▼

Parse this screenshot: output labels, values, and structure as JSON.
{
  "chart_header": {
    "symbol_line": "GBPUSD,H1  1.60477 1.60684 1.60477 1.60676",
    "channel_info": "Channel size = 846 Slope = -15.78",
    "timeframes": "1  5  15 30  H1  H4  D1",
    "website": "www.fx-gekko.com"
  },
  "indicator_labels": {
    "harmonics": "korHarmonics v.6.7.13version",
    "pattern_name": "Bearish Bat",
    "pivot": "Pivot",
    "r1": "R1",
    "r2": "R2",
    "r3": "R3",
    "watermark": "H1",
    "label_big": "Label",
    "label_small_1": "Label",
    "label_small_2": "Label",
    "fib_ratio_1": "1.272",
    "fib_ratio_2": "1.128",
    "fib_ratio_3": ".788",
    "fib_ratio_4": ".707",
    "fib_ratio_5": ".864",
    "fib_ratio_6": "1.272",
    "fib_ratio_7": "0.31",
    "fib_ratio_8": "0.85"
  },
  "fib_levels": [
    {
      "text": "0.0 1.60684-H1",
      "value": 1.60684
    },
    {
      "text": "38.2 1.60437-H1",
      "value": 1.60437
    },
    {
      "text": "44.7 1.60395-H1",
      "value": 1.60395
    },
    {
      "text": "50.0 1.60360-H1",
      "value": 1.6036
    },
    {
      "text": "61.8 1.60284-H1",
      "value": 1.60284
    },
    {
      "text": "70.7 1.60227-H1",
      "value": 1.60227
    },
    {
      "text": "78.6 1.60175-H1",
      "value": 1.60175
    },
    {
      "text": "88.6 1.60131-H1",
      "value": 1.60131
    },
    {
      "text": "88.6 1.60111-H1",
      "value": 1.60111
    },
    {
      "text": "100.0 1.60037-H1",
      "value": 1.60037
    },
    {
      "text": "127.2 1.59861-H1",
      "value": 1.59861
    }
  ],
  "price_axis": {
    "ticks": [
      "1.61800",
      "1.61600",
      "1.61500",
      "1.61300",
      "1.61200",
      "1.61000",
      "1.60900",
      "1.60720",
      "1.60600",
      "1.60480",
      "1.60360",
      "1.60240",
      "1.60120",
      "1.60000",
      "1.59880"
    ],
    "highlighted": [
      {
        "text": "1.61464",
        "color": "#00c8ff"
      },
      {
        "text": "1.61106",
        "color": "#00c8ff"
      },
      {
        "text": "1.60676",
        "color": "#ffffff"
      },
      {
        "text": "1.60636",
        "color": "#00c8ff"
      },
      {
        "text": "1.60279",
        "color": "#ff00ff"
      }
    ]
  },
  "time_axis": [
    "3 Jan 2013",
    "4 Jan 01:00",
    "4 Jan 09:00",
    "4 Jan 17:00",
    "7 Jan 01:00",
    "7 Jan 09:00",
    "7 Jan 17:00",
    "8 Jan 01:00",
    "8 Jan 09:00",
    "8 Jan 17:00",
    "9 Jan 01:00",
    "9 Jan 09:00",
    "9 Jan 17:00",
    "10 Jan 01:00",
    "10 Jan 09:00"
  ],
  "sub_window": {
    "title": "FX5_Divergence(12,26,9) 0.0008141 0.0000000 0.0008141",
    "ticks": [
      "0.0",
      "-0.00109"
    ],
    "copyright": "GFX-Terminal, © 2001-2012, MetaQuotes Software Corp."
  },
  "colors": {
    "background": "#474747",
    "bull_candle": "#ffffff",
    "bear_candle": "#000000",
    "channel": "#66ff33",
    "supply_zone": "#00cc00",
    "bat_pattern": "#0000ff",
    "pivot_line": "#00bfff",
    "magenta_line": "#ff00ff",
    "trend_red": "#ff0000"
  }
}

▲

Repeat every entry word for word.

WORKED ANSWER:
Parse this screenshot: output labels, values, and structure as JSON.
{
  "chart_header": {
    "symbol_line": "GBPUSD,H1  1.60477 1.60684 1.60477 1.60676",
    "channel_info": "Channel size = 846 Slope = -15.78",
    "timeframes": "1  5  15 30  H1  H4  D1",
    "website": "www.fx-gekko.com"
  },
  "indicator_labels": {
    "harmonics": "korHarmonics v.6.7.13version",
    "pattern_name": "Bearish Bat",
    "pivot": "Pivot",
    "r1": "R1",
    "r2": "R2",
    "r3": "R3",
    "watermark": "H1",
    "label_big": "Label",
    "label_small_1": "Label",
    "label_small_2": "Label",
    "fib_ratio_1": "1.272",
    "fib_ratio_2": "1.128",
    "fib_ratio_3": ".788",
    "fib_ratio_4": ".707",
    "fib_ratio_5": ".864",
    "fib_ratio_6": "1.272",
    "fib_ratio_7": "0.31",
    "fib_ratio_8": "0.85"
  },
  "fib_levels": [
    {
      "text": "0.0 1.60684-H1",
      "value": 1.60684
    },
    {
      "text": "38.2 1.60437-H1",
      "value": 1.60437
    },
    {
      "text": "44.7 1.60395-H1",
      "value": 1.60395
    },
    {
      "text": "50.0 1.60360-H1",
      "value": 1.6036
    },
    {
      "text": "61.8 1.60284-H1",
      "value": 1.60284
    },
    {
      "text": "70.7 1.60227-H1",
      "value": 1.60227
    },
    {
      "text": "78.6 1.60175-H1",
      "value": 1.60175
    },
    {
      "text": "88.6 1.60131-H1",
      "value": 1.60131
    },
    {
      "text": "88.6 1.60111-H1",
      "value": 1.60111
    },
    {
      "text": "100.0 1.60037-H1",
      "value": 1.60037
    },
    {
      "text": "127.2 1.59861-H1",
      "value": 1.59861
    }
  ],
  "price_axis": {
    "ticks": [
      "1.61800",
      "1.61600",
      "1.61500",
      "1.61300",
      "1.61200",
      "1.61000",
      "1.60900",
      "1.60720",
      "1.60600",
      "1.60480",
      "1.60360",
      "1.60240",
      "1.60120",
      "1.60000",
      "1.59880"
    ],
    "highlighted": [
      {
        "text": "1.61464",
        "color": "#00c8ff"
      },
      {
        "text": "1.61106",
        "color": "#00c8ff"
      },
      {
        "text": "1.60676",
        "color": "#ffffff"
      },
      {
        "text": "1.60636",
        "color": "#00c8ff"
      },
      {
        "text": "1.60279",
        "color": "#ff00ff"
      }
    ]
  },
  "time_axis": [
    "3 Jan 2013",
    "4 Jan 01:00",
    "4 Jan 09:00",
    "4 Jan 17:00",
    "7 Jan 01:00",
    "7 Jan 09:00",
    "7 Jan 17:00",
    "8 Jan 01:00",
    "8 Jan 09:00",
    "8 Jan 17:00",
    "9 Jan 01:00",
    "9 Jan 09:00",
    "9 Jan 17:00",
    "10 Jan 01:00",
    "10 Jan 09:00"
  ],
  "sub_window": {
    "title": "FX5_Divergence(12,26,9) 0.0008141 0.0000000 0.0008141",
    "ticks": [
      "0.0",
      "-0.00109"
    ],
    "copyright": "GFX-Terminal, © 2001-2012, MetaQuotes Software Corp."
  },
  "colors": {
    "background": "#474747",
    "bull_candle": "#ffffff",
    "bear_candle": "#000000",
    "channel": "#66ff33",
    "supply_zone": "#00cc00",
    "bat_pattern": "#0000ff",
    "pivot_line": "#00bfff",
    "magenta_line": "#ff00ff",
    "trend_red": "#ff0000"
  }
}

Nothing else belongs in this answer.